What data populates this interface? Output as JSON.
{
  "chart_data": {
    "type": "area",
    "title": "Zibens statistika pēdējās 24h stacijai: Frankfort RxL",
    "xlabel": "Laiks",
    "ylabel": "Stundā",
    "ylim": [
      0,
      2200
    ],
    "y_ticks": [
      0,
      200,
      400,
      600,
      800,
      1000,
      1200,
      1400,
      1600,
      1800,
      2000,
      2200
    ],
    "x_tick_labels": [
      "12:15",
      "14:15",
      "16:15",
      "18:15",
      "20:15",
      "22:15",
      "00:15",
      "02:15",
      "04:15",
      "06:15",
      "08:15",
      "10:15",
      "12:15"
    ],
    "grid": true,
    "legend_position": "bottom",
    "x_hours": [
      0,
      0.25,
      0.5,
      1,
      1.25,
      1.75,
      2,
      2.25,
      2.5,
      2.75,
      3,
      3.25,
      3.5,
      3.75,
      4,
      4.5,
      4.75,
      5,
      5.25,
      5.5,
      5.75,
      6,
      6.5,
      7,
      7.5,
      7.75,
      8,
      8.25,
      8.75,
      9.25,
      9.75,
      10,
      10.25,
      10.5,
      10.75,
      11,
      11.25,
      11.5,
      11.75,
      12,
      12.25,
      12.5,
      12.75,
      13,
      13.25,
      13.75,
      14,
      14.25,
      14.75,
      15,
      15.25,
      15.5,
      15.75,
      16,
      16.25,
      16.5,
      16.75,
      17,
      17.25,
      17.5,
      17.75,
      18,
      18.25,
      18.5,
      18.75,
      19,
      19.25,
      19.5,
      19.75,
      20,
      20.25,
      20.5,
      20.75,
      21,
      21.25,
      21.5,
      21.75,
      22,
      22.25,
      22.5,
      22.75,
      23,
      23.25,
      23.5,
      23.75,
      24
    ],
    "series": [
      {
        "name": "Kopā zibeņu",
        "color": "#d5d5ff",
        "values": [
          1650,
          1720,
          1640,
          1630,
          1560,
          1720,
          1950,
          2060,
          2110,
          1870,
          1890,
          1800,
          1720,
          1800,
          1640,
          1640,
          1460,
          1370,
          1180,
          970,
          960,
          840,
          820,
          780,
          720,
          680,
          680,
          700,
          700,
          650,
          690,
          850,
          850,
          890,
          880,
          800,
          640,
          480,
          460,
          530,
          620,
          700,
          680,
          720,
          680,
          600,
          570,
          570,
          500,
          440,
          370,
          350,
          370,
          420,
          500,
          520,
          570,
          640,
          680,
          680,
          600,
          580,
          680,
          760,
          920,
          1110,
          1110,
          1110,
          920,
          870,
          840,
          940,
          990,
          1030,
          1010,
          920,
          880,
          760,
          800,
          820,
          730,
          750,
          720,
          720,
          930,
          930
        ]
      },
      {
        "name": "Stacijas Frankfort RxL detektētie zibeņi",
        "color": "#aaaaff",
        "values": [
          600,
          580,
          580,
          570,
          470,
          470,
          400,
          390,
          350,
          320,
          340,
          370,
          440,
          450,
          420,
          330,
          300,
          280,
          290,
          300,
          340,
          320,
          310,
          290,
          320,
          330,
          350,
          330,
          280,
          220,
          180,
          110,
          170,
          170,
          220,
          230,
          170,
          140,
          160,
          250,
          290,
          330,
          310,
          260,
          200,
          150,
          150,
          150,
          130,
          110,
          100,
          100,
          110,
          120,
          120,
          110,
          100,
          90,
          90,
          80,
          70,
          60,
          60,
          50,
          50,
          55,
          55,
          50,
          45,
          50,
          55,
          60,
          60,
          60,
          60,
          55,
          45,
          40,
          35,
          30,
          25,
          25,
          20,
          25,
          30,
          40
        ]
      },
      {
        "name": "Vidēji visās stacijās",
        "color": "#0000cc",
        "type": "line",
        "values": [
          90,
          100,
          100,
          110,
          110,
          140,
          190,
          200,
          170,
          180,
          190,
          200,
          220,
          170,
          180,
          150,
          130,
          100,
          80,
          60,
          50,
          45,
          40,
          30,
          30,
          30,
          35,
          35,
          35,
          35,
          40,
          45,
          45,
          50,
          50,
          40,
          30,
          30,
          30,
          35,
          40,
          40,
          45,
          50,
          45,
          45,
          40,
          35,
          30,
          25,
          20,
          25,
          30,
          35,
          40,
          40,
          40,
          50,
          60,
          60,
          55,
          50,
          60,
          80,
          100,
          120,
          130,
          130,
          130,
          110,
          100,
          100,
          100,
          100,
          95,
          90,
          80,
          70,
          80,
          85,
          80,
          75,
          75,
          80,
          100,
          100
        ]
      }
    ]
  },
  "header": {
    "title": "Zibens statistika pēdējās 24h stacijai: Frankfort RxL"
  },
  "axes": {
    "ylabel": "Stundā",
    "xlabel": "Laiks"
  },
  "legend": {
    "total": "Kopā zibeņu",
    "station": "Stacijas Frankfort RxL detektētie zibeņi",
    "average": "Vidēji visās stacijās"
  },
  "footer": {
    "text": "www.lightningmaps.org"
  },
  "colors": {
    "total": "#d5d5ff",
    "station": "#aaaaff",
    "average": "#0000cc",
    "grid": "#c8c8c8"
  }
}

→ **WORK REQUIRED**
Count the lines in the material above where the string "name" appears, then state only that count.

→ **EXERCISE SOLUTION**
3